Would you please copy every line below that includes the string "this"?

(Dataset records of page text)
____________________
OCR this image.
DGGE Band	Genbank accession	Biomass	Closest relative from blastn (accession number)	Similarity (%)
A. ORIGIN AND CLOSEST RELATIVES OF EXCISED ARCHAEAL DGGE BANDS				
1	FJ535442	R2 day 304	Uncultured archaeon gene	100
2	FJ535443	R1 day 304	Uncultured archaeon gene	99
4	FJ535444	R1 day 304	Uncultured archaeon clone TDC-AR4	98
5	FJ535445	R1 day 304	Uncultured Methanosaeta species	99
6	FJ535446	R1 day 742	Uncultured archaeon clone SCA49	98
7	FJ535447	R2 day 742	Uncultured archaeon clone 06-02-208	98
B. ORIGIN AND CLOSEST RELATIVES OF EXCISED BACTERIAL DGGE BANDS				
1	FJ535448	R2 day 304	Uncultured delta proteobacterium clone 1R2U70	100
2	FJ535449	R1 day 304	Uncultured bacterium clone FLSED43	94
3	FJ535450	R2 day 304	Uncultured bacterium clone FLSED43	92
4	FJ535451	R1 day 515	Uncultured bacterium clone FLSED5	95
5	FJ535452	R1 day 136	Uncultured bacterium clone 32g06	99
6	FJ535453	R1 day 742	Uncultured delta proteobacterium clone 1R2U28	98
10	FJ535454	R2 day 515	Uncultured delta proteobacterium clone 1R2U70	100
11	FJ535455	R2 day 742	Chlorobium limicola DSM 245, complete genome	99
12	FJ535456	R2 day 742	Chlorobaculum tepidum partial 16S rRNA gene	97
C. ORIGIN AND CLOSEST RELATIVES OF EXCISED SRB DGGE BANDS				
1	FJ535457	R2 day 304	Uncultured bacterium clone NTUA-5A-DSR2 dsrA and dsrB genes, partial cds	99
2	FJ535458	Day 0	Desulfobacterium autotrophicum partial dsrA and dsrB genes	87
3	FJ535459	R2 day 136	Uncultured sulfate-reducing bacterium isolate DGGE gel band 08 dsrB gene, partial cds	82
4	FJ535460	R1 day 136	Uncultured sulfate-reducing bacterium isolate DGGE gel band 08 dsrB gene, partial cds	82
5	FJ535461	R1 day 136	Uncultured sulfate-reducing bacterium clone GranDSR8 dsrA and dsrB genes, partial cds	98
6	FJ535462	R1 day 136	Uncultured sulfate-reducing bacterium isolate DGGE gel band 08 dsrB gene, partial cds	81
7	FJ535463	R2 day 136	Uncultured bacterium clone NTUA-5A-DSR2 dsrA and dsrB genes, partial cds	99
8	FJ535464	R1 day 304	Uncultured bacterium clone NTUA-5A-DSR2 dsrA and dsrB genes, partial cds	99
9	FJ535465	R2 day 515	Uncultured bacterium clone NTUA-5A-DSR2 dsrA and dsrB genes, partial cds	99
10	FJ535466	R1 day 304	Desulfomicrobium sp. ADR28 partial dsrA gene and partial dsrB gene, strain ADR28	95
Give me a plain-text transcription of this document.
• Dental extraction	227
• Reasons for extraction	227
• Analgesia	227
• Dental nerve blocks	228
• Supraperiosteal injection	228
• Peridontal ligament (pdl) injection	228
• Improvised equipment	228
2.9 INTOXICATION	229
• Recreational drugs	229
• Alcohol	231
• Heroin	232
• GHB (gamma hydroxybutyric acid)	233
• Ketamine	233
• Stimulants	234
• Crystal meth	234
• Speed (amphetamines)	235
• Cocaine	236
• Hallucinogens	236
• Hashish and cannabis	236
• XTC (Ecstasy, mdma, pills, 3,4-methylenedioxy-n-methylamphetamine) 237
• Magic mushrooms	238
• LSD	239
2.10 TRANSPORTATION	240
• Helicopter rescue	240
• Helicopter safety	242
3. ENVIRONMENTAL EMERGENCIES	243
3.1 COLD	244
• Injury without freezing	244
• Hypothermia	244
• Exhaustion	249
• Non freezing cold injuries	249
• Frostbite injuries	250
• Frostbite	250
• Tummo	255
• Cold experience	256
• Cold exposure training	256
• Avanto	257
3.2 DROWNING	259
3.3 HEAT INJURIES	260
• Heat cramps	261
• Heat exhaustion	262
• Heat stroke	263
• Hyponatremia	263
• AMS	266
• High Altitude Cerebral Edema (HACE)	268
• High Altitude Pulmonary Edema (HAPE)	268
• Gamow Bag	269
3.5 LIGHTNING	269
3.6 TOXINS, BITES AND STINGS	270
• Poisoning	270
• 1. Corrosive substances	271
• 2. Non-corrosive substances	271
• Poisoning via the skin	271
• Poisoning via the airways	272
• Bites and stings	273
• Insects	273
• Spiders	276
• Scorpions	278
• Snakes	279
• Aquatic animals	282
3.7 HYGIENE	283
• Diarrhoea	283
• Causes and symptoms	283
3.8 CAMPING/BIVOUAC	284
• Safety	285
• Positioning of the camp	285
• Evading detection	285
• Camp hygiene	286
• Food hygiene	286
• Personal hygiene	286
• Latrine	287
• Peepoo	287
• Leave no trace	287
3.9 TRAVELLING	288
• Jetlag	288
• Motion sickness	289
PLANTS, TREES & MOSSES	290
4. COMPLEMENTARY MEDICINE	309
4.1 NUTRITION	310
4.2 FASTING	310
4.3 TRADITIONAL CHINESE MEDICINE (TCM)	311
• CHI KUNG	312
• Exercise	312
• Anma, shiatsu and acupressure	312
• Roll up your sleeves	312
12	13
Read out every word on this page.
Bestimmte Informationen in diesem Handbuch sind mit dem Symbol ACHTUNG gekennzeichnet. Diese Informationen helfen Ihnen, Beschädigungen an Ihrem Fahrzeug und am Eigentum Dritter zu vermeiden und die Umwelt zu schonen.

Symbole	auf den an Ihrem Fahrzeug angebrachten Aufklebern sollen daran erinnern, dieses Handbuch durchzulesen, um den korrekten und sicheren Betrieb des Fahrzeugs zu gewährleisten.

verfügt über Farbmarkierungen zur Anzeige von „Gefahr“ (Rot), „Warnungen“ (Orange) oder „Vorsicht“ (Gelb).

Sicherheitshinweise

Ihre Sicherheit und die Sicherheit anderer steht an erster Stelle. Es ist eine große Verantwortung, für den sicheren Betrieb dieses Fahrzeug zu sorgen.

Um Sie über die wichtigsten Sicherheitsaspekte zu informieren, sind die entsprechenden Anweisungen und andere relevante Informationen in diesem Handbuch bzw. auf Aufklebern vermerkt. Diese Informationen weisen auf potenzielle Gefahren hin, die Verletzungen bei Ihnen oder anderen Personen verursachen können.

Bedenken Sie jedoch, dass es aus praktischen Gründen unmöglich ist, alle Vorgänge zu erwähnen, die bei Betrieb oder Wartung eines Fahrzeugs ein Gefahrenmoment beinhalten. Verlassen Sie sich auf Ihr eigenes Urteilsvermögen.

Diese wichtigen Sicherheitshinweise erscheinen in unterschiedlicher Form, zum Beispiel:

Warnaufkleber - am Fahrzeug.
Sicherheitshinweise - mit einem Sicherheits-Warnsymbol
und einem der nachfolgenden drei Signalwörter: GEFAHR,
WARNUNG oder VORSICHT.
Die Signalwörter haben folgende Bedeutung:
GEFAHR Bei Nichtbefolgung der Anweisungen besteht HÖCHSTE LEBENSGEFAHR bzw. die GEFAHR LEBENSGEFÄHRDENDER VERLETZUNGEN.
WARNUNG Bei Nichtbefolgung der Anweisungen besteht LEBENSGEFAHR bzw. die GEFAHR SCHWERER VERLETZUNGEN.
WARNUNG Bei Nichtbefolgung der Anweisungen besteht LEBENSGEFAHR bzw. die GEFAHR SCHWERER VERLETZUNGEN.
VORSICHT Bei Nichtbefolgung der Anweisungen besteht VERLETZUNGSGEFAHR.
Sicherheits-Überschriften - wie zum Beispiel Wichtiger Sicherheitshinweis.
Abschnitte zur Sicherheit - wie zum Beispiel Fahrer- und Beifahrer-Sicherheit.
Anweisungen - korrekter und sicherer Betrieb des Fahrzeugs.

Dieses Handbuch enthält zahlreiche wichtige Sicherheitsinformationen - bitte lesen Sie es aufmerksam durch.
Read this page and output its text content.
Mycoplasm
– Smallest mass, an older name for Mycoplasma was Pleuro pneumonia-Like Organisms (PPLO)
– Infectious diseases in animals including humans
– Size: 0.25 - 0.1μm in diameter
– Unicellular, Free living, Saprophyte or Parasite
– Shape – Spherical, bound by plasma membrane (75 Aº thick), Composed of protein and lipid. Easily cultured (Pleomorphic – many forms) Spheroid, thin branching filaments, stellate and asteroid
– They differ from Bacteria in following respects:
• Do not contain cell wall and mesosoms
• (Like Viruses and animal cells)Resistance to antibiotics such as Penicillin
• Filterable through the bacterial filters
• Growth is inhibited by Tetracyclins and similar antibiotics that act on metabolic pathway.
____________________
▶ Output below:
OCR this image.
Give me a plain-text transcription of this document.
Read out every word on this page.
Read this page and output its text content.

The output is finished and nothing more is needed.